───── INFORMATION SUPPLIED ─────

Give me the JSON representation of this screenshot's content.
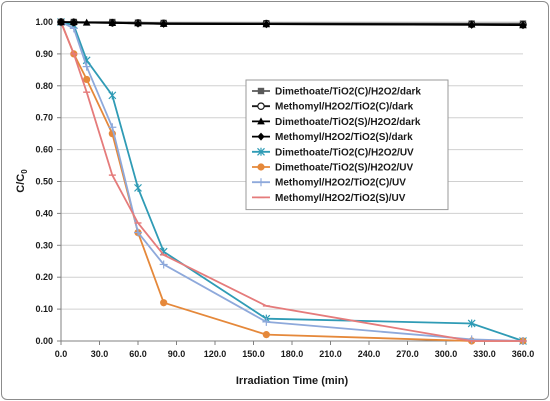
{
  "chart_data": {
    "type": "line",
    "title": "",
    "xlabel": "Irradiation Time (min)",
    "ylabel_main": "C/C",
    "ylabel_sub": "0",
    "xlim": [
      0,
      360
    ],
    "ylim": [
      0,
      1
    ],
    "x_ticks": [
      "0.0",
      "30.0",
      "60.0",
      "90.0",
      "120.0",
      "150.0",
      "180.0",
      "210.0",
      "240.0",
      "270.0",
      "300.0",
      "330.0",
      "360.0"
    ],
    "y_ticks": [
      "0.00",
      "0.10",
      "0.20",
      "0.30",
      "0.40",
      "0.50",
      "0.60",
      "0.70",
      "0.80",
      "0.90",
      "1.00"
    ],
    "grid": {
      "horizontal": true,
      "vertical": false
    },
    "legend_position": "right-middle",
    "series": [
      {
        "name": "Dimethoate/TiO2(C)/H2O2/dark",
        "color": "#595959",
        "marker": "square",
        "x": [
          0,
          10,
          40,
          60,
          80,
          160,
          320,
          360
        ],
        "y": [
          1.0,
          1.0,
          1.0,
          0.998,
          0.997,
          0.996,
          0.995,
          0.995
        ]
      },
      {
        "name": "Methomyl/H2O2/TiO2(C)/dark",
        "color": "#1a1a1a",
        "marker": "circle-open",
        "x": [
          0,
          10,
          40,
          60,
          80,
          160,
          320,
          360
        ],
        "y": [
          1.0,
          0.999,
          0.998,
          0.997,
          0.996,
          0.995,
          0.993,
          0.992
        ]
      },
      {
        "name": "Dimethoate/TiO2(S)/H2O2/dark",
        "color": "#000000",
        "marker": "triangle",
        "x": [
          0,
          10,
          20,
          40,
          60,
          80,
          160,
          320,
          360
        ],
        "y": [
          1.0,
          1.0,
          0.998,
          0.997,
          0.996,
          0.994,
          0.993,
          0.992,
          0.99
        ]
      },
      {
        "name": "Methomyl/H2O2/TiO2(S)/dark",
        "color": "#000000",
        "marker": "diamond",
        "x": [
          0,
          10,
          40,
          60,
          80,
          160,
          320,
          360
        ],
        "y": [
          1.0,
          0.998,
          0.997,
          0.995,
          0.994,
          0.993,
          0.991,
          0.99
        ]
      },
      {
        "name": "Dimethoate/TiO2(C)/H2O2/UV",
        "color": "#2f9bb5",
        "marker": "star",
        "x": [
          0,
          10,
          20,
          40,
          60,
          80,
          160,
          320,
          360
        ],
        "y": [
          1.0,
          0.99,
          0.88,
          0.77,
          0.48,
          0.28,
          0.07,
          0.055,
          0.0
        ]
      },
      {
        "name": "Dimethoate/TiO2(S)/H2O2/UV",
        "color": "#e5883a",
        "marker": "circle",
        "x": [
          0,
          10,
          20,
          40,
          60,
          80,
          160,
          320,
          360
        ],
        "y": [
          1.0,
          0.9,
          0.82,
          0.65,
          0.34,
          0.12,
          0.02,
          0.0,
          0.0
        ]
      },
      {
        "name": "Methomyl/H2O2/TiO2(C)/UV",
        "color": "#8ea9db",
        "marker": "plus",
        "x": [
          0,
          10,
          20,
          40,
          60,
          80,
          160,
          320,
          360
        ],
        "y": [
          1.0,
          0.98,
          0.86,
          0.67,
          0.34,
          0.24,
          0.06,
          0.005,
          0.0
        ]
      },
      {
        "name": "Methomyl/H2O2/TiO2(S)/UV",
        "color": "#e57b7b",
        "marker": "dash",
        "x": [
          0,
          10,
          20,
          40,
          60,
          80,
          160,
          320,
          360
        ],
        "y": [
          1.0,
          0.9,
          0.78,
          0.52,
          0.37,
          0.27,
          0.11,
          0.0,
          0.0
        ]
      }
    ]
  }
}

─────

→ WHAT IS NEEDED: Locate all lines in the listing above with the word "Methomyl". Copy them.

→ ANSWER TO THE EXERCISE:
        "name": "Methomyl/H2O2/TiO2(C)/dark",
        "name": "Methomyl/H2O2/TiO2(S)/dark",
        "name": "Methomyl/H2O2/TiO2(C)/UV",
        "name": "Methomyl/H2O2/TiO2(S)/UV",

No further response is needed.